Return the count of lines with the string "SPECIFICATION" in them, and nothing else.

*** Rows ***

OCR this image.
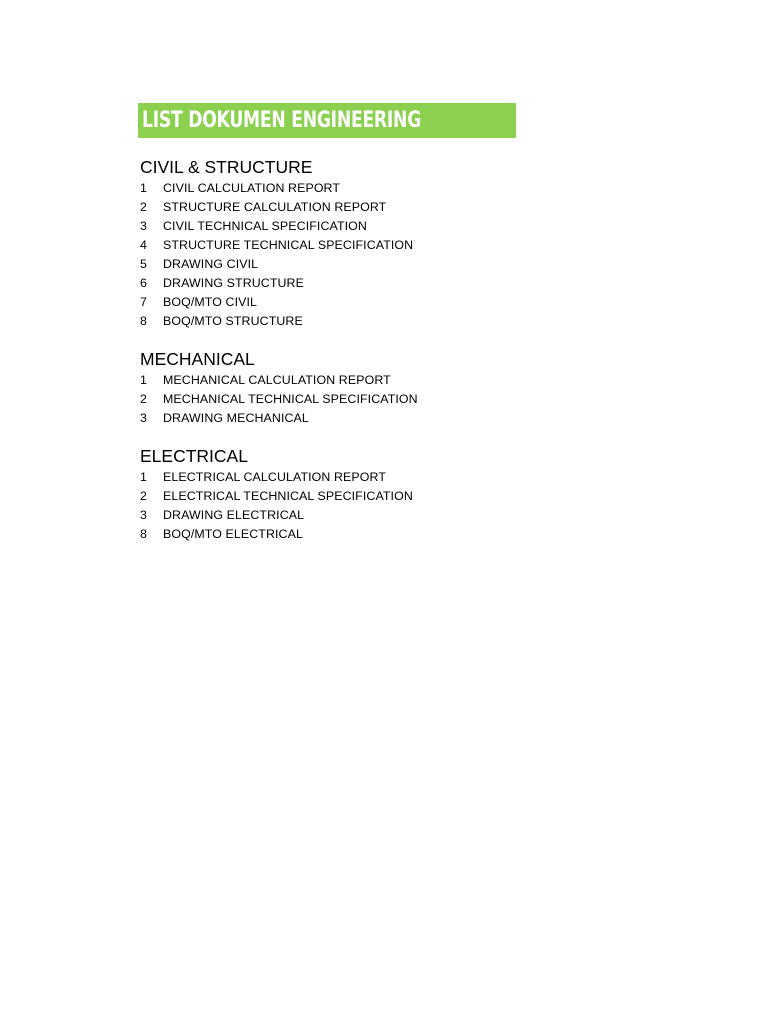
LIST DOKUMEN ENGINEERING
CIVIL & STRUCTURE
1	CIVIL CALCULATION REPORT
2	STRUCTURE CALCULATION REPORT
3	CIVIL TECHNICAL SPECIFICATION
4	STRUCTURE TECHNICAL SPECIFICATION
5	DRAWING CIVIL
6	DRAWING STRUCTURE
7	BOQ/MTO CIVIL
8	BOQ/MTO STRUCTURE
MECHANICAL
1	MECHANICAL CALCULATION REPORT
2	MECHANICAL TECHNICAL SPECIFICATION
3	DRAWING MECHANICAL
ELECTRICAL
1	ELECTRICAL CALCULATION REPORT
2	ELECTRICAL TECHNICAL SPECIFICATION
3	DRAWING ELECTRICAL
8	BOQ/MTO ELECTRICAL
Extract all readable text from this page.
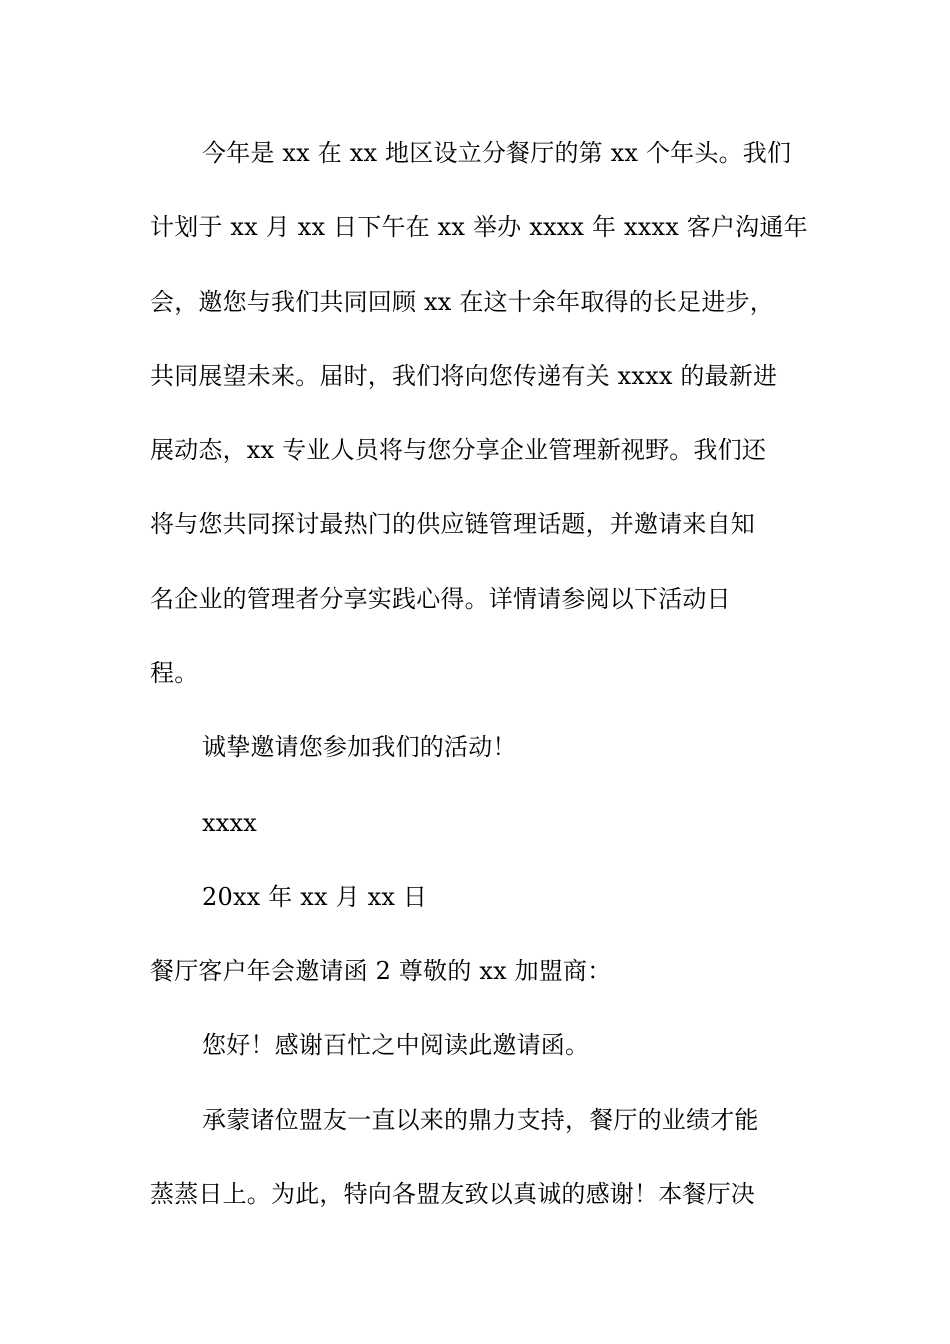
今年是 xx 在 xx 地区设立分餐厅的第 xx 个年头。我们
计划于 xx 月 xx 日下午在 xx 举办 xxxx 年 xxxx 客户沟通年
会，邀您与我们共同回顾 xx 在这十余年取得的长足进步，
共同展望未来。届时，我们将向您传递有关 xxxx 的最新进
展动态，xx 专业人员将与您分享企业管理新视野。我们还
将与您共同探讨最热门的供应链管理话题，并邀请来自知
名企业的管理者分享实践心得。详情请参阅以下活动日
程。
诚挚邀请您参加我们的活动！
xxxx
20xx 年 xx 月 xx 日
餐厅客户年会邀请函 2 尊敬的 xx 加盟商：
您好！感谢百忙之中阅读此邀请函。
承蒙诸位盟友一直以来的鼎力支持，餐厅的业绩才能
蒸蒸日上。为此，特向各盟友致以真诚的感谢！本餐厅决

***

Worked answer » 4